▸ **Task**: Leave out every picture, and output exactly the lines from the line containing "Output the text content of this document." through the last line of the data.

## begin Records supplied

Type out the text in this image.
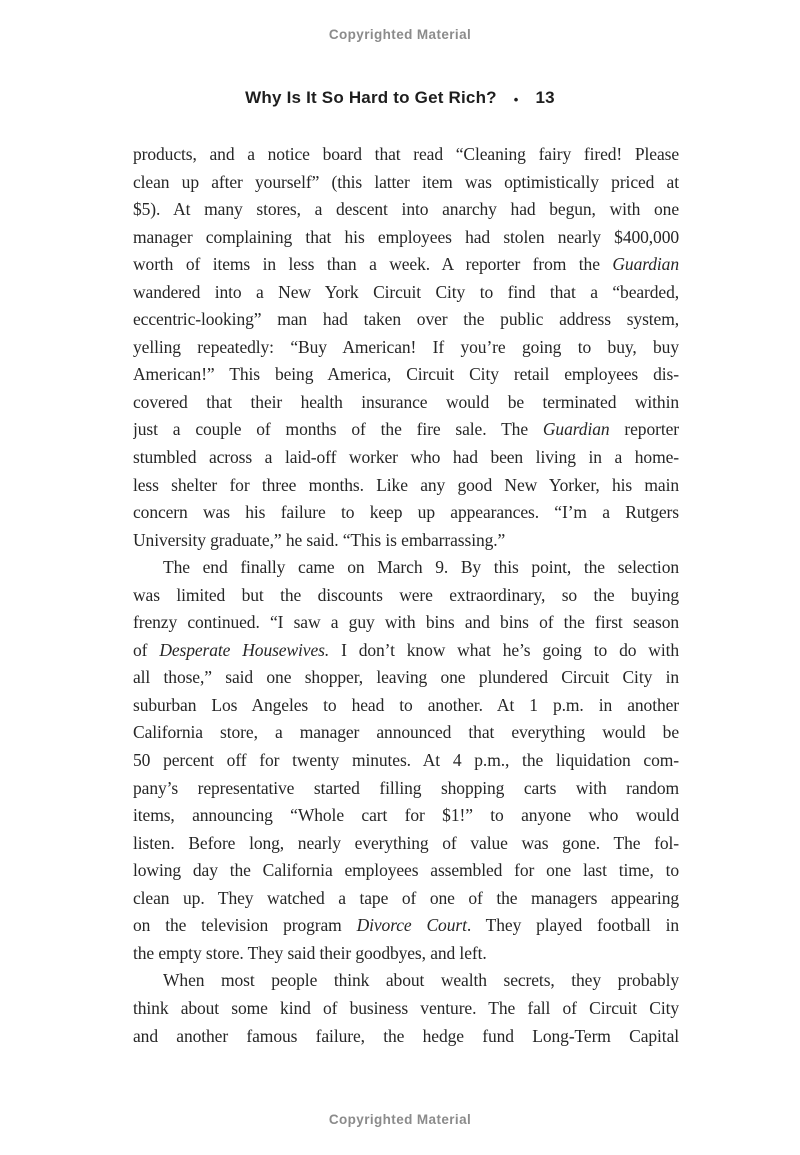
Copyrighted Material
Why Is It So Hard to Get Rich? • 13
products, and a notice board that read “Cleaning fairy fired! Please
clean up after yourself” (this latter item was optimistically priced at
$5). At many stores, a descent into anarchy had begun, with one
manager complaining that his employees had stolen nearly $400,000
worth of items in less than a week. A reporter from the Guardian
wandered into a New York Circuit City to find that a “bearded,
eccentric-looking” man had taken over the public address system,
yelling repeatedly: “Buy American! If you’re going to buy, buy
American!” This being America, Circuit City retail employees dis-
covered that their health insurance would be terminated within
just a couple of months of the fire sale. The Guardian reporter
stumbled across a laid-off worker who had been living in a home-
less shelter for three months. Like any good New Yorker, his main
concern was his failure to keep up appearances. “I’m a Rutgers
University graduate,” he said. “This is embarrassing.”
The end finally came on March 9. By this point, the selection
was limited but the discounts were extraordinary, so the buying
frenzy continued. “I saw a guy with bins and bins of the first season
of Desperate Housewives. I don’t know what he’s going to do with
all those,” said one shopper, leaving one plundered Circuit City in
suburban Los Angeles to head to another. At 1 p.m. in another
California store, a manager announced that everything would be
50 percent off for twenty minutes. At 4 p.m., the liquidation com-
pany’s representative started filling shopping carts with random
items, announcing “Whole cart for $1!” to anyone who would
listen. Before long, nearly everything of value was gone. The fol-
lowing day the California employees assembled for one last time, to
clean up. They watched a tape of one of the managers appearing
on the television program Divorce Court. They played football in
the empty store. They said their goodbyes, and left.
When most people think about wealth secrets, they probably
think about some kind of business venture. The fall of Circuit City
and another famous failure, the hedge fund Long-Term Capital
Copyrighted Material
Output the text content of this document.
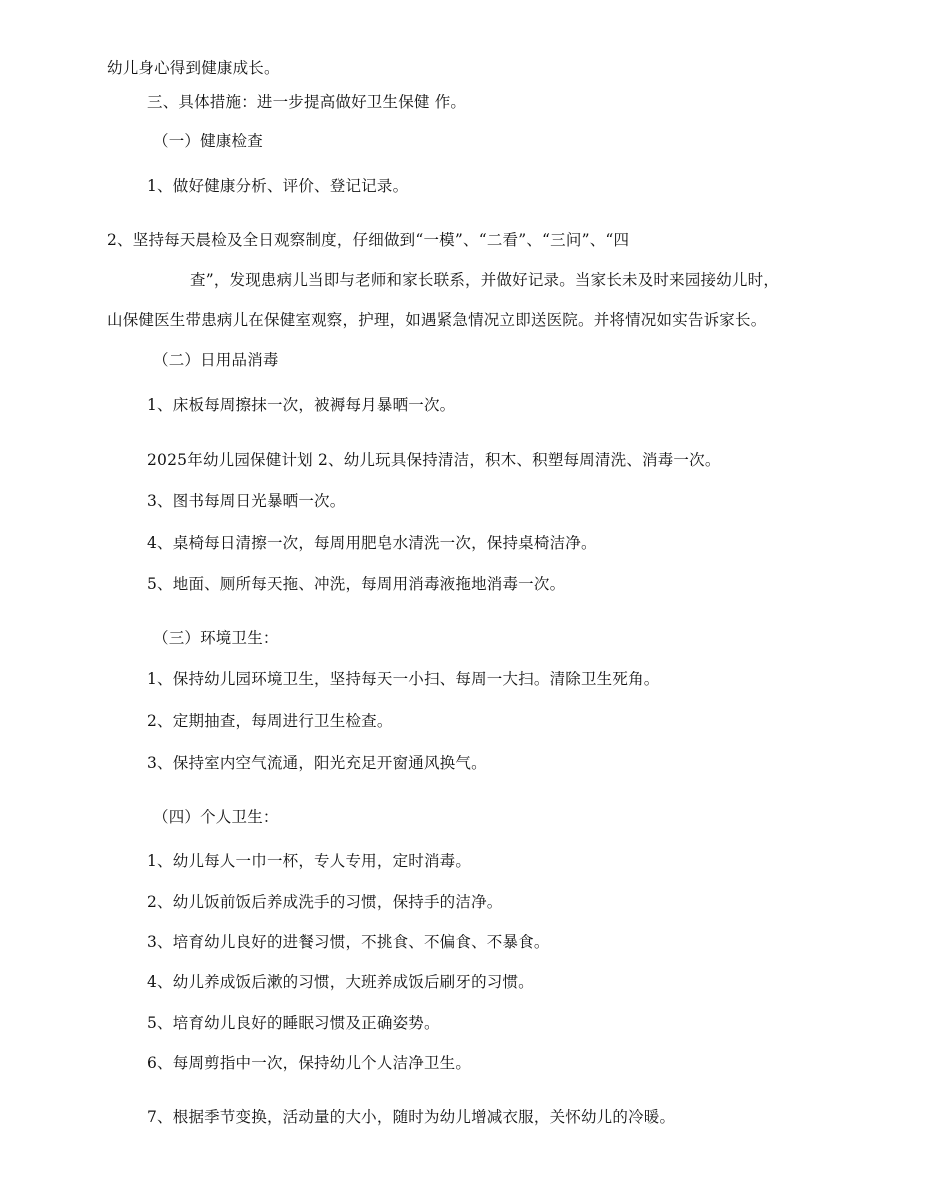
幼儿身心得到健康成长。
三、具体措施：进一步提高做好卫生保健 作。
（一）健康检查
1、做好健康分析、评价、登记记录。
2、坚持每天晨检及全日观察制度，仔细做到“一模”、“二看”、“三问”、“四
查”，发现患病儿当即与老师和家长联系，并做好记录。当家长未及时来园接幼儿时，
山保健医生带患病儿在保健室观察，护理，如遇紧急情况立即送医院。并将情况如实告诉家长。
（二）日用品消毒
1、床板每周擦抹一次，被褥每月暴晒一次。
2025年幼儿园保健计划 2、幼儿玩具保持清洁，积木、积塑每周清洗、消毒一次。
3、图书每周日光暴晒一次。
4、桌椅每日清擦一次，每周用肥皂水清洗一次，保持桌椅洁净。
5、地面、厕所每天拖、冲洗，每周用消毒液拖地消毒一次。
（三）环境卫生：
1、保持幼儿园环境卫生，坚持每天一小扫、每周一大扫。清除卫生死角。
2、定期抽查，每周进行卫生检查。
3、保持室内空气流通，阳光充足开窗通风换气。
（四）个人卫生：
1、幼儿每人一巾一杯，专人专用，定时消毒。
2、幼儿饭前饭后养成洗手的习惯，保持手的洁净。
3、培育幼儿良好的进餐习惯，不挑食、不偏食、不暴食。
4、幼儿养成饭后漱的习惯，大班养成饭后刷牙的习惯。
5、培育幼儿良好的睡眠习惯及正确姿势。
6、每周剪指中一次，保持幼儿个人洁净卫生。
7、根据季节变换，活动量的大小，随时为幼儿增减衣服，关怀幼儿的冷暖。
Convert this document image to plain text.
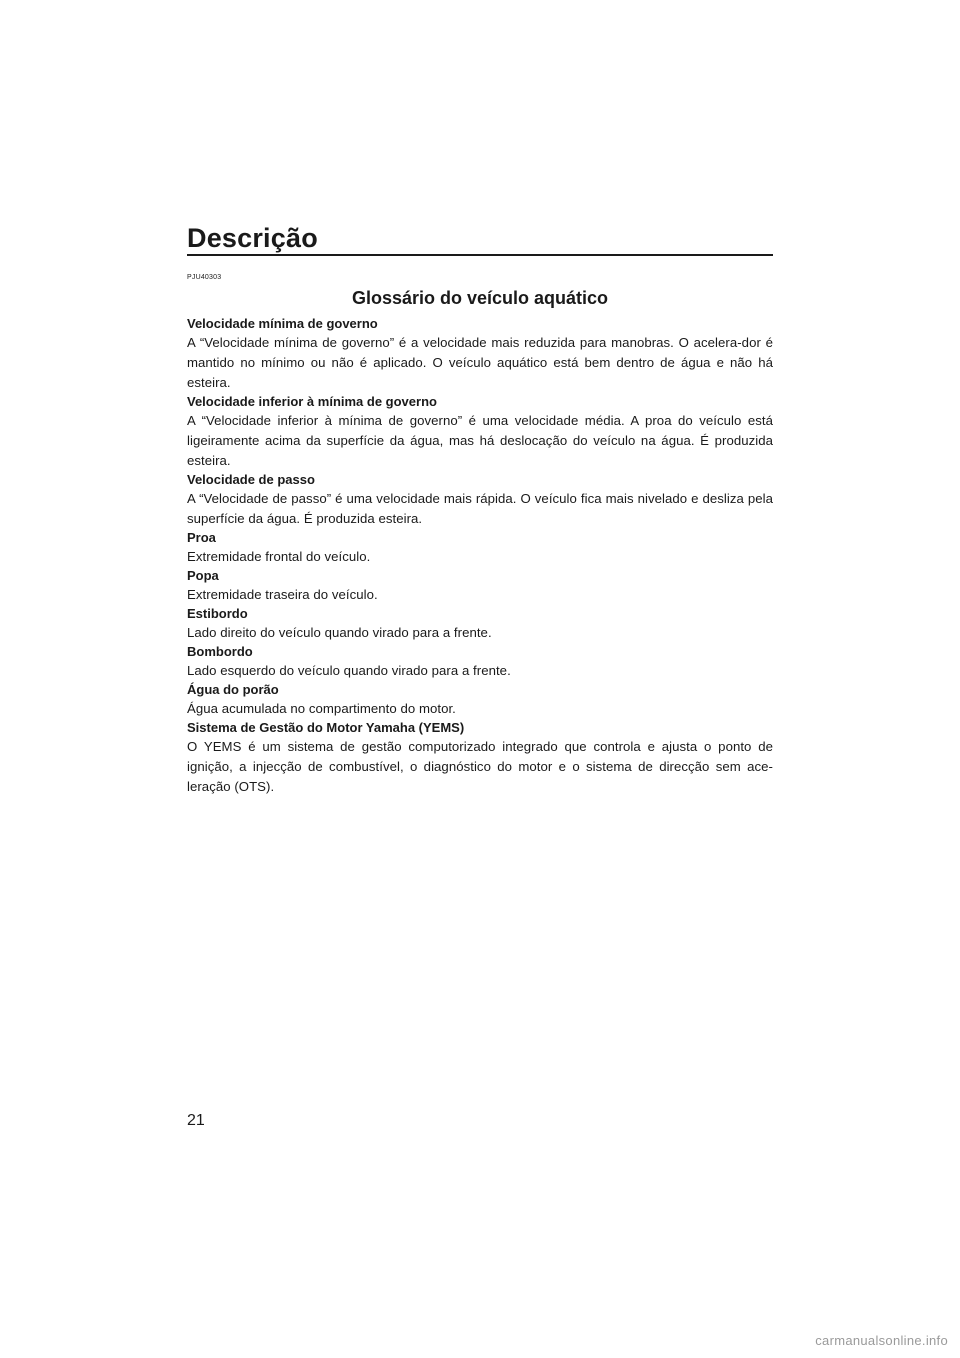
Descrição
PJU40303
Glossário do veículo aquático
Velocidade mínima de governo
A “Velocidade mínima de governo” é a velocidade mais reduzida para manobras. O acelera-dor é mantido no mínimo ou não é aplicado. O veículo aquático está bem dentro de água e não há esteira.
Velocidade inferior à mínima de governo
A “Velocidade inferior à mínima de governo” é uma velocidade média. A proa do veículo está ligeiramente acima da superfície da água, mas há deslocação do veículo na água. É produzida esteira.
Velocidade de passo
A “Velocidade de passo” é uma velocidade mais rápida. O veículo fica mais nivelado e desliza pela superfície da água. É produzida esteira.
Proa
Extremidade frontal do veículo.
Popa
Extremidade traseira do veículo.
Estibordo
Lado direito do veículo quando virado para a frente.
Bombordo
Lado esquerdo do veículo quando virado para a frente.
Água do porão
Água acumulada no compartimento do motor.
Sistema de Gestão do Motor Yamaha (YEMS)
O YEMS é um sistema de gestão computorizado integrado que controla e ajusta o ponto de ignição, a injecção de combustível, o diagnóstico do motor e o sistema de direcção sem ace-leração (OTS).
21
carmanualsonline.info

## end Records supplied

▸ **Response to the task**:
Output the text content of this document.
幼儿身心得到健康成长。
三、具体措施：进一步提高做好卫生保健 作。
（一）健康检查
1、做好健康分析、评价、登记记录。
2、坚持每天晨检及全日观察制度，仔细做到“一模”、“二看”、“三问”、“四
查”，发现患病儿当即与老师和家长联系，并做好记录。当家长未及时来园接幼儿时，
山保健医生带患病儿在保健室观察，护理，如遇紧急情况立即送医院。并将情况如实告诉家长。
（二）日用品消毒
1、床板每周擦抹一次，被褥每月暴晒一次。
2025年幼儿园保健计划 2、幼儿玩具保持清洁，积木、积塑每周清洗、消毒一次。
3、图书每周日光暴晒一次。
4、桌椅每日清擦一次，每周用肥皂水清洗一次，保持桌椅洁净。
5、地面、厕所每天拖、冲洗，每周用消毒液拖地消毒一次。
（三）环境卫生：
1、保持幼儿园环境卫生，坚持每天一小扫、每周一大扫。清除卫生死角。
2、定期抽查，每周进行卫生检查。
3、保持室内空气流通，阳光充足开窗通风换气。
（四）个人卫生：
1、幼儿每人一巾一杯，专人专用，定时消毒。
2、幼儿饭前饭后养成洗手的习惯，保持手的洁净。
3、培育幼儿良好的进餐习惯，不挑食、不偏食、不暴食。
4、幼儿养成饭后漱的习惯，大班养成饭后刷牙的习惯。
5、培育幼儿良好的睡眠习惯及正确姿势。
6、每周剪指中一次，保持幼儿个人洁净卫生。
7、根据季节变换，活动量的大小，随时为幼儿增减衣服，关怀幼儿的冷暖。
Convert this document image to plain text.
Descrição
PJU40303
Glossário do veículo aquático
Velocidade mínima de governo
A “Velocidade mínima de governo” é a velocidade mais reduzida para manobras. O acelera-dor é mantido no mínimo ou não é aplicado. O veículo aquático está bem dentro de água e não há esteira.
Velocidade inferior à mínima de governo
A “Velocidade inferior à mínima de governo” é uma velocidade média. A proa do veículo está ligeiramente acima da superfície da água, mas há deslocação do veículo na água. É produzida esteira.
Velocidade de passo
A “Velocidade de passo” é uma velocidade mais rápida. O veículo fica mais nivelado e desliza pela superfície da água. É produzida esteira.
Proa
Extremidade frontal do veículo.
Popa
Extremidade traseira do veículo.
Estibordo
Lado direito do veículo quando virado para a frente.
Bombordo
Lado esquerdo do veículo quando virado para a frente.
Água do porão
Água acumulada no compartimento do motor.
Sistema de Gestão do Motor Yamaha (YEMS)
O YEMS é um sistema de gestão computorizado integrado que controla e ajusta o ponto de ignição, a injecção de combustível, o diagnóstico do motor e o sistema de direcção sem ace-leração (OTS).
21
carmanualsonline.info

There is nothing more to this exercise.